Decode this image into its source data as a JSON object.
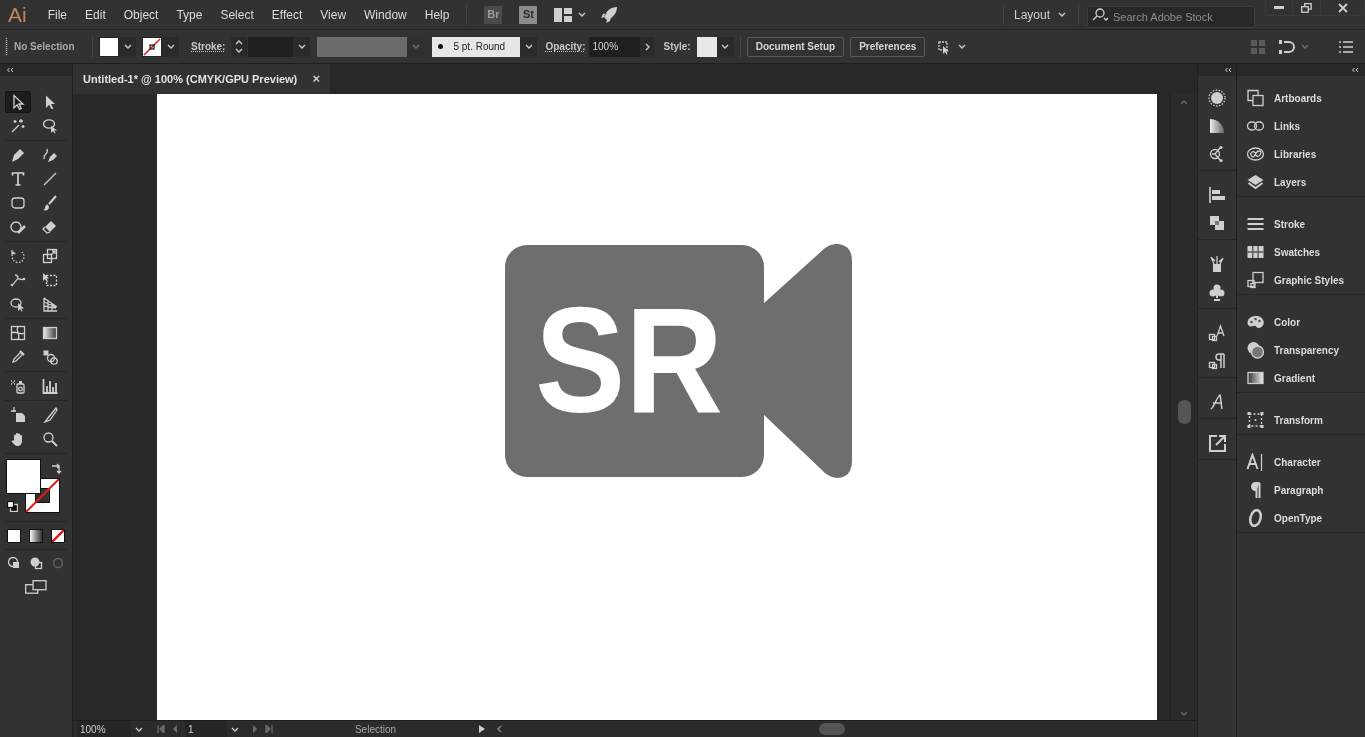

=-=-=-=-=

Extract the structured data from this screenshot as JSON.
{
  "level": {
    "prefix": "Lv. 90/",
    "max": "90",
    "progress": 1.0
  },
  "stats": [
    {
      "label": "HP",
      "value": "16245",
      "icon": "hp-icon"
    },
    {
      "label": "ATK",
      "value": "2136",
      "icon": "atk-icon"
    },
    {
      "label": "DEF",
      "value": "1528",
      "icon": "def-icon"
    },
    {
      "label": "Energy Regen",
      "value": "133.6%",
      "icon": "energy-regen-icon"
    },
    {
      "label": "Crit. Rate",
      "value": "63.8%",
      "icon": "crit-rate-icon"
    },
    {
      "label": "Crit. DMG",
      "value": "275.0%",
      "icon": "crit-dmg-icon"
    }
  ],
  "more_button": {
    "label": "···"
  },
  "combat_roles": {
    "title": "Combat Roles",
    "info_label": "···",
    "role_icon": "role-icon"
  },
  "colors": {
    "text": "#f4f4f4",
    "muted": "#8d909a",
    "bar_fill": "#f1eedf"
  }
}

=-=-=-=-=

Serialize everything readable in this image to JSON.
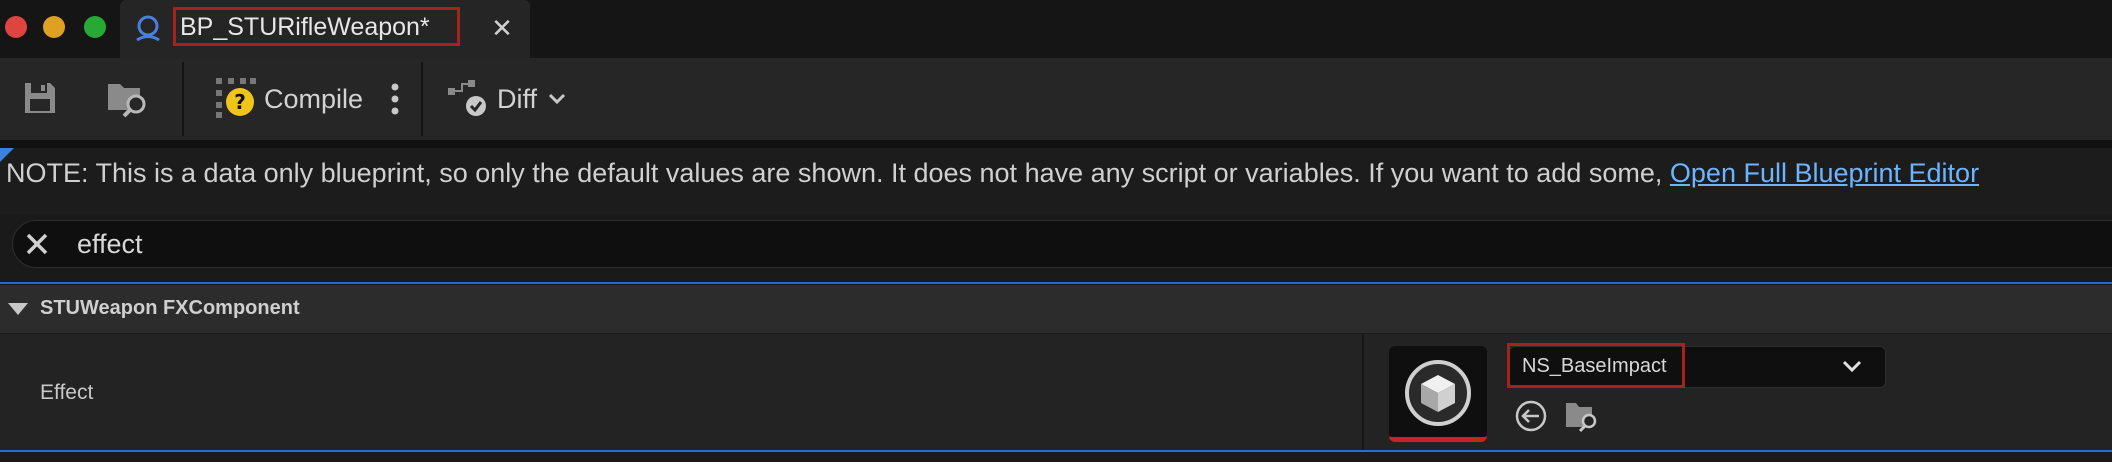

=-=-=-=-=

Set exercise
Search the data for the word "image" and copy each line where it appears.

Solution for this problem
Decode this image into its source data as a JSON object.
Serialize everything readable in this image to JSON.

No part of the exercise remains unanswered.